#### Prompt
Repeat each record exactly. Any picture gets left out.

········

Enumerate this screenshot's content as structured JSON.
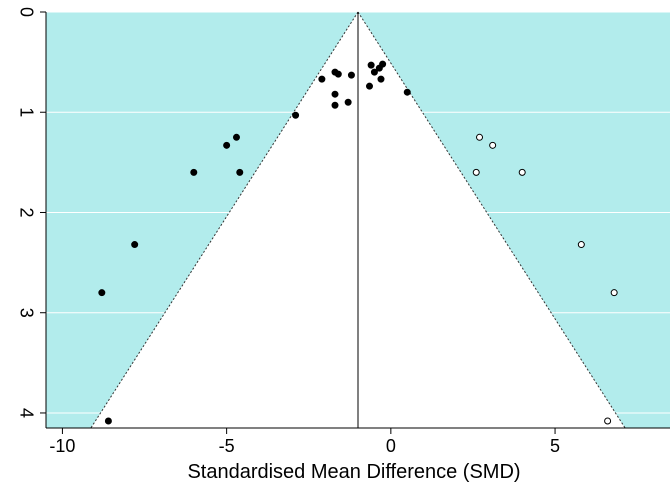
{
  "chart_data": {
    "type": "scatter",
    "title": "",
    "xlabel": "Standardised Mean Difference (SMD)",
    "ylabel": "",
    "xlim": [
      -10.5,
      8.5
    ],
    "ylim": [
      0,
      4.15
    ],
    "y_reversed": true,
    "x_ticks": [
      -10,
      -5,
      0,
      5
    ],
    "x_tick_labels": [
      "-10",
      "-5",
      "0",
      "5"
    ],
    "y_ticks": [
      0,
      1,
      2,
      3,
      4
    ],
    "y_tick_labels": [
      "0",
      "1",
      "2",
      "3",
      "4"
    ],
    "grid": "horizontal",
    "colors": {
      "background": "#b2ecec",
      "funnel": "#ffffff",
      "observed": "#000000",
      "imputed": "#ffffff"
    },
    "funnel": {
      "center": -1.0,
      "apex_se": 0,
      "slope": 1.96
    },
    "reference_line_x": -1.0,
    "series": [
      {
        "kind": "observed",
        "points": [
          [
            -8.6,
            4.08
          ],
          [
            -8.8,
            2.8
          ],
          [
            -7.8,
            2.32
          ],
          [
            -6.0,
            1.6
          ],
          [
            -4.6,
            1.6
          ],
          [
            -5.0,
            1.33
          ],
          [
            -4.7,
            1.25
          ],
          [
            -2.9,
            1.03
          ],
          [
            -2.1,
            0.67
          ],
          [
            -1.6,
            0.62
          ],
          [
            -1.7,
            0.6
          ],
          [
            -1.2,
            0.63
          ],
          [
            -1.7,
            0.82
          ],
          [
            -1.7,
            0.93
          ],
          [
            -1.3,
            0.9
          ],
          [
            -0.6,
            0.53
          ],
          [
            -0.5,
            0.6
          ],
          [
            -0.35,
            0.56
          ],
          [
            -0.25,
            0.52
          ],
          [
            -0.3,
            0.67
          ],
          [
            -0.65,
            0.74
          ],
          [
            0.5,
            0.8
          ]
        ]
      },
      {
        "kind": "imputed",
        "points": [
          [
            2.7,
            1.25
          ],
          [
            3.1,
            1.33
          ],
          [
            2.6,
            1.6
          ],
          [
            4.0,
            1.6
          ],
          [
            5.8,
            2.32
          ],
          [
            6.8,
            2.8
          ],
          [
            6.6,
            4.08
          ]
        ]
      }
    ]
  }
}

········

#### Worked solution
Enumerate this screenshot's content as structured JSON.
{
  "chart_data": {
    "type": "scatter",
    "title": "",
    "xlabel": "Standardised Mean Difference (SMD)",
    "ylabel": "",
    "xlim": [
      -10.5,
      8.5
    ],
    "ylim": [
      0,
      4.15
    ],
    "y_reversed": true,
    "x_ticks": [
      -10,
      -5,
      0,
      5
    ],
    "x_tick_labels": [
      "-10",
      "-5",
      "0",
      "5"
    ],
    "y_ticks": [
      0,
      1,
      2,
      3,
      4
    ],
    "y_tick_labels": [
      "0",
      "1",
      "2",
      "3",
      "4"
    ],
    "grid": "horizontal",
    "colors": {
      "background": "#b2ecec",
      "funnel": "#ffffff",
      "observed": "#000000",
      "imputed": "#ffffff"
    },
    "funnel": {
      "center": -1.0,
      "apex_se": 0,
      "slope": 1.96
    },
    "reference_line_x": -1.0,
    "series": [
      {
        "kind": "observed",
        "points": [
          [
            -8.6,
            4.08
          ],
          [
            -8.8,
            2.8
          ],
          [
            -7.8,
            2.32
          ],
          [
            -6.0,
            1.6
          ],
          [
            -4.6,
            1.6
          ],
          [
            -5.0,
            1.33
          ],
          [
            -4.7,
            1.25
          ],
          [
            -2.9,
            1.03
          ],
          [
            -2.1,
            0.67
          ],
          [
            -1.6,
            0.62
          ],
          [
            -1.7,
            0.6
          ],
          [
            -1.2,
            0.63
          ],
          [
            -1.7,
            0.82
          ],
          [
            -1.7,
            0.93
          ],
          [
            -1.3,
            0.9
          ],
          [
            -0.6,
            0.53
          ],
          [
            -0.5,
            0.6
          ],
          [
            -0.35,
            0.56
          ],
          [
            -0.25,
            0.52
          ],
          [
            -0.3,
            0.67
          ],
          [
            -0.65,
            0.74
          ],
          [
            0.5,
            0.8
          ]
        ]
      },
      {
        "kind": "imputed",
        "points": [
          [
            2.7,
            1.25
          ],
          [
            3.1,
            1.33
          ],
          [
            2.6,
            1.6
          ],
          [
            4.0,
            1.6
          ],
          [
            5.8,
            2.32
          ],
          [
            6.8,
            2.8
          ],
          [
            6.6,
            4.08
          ]
        ]
      }
    ]
  }
}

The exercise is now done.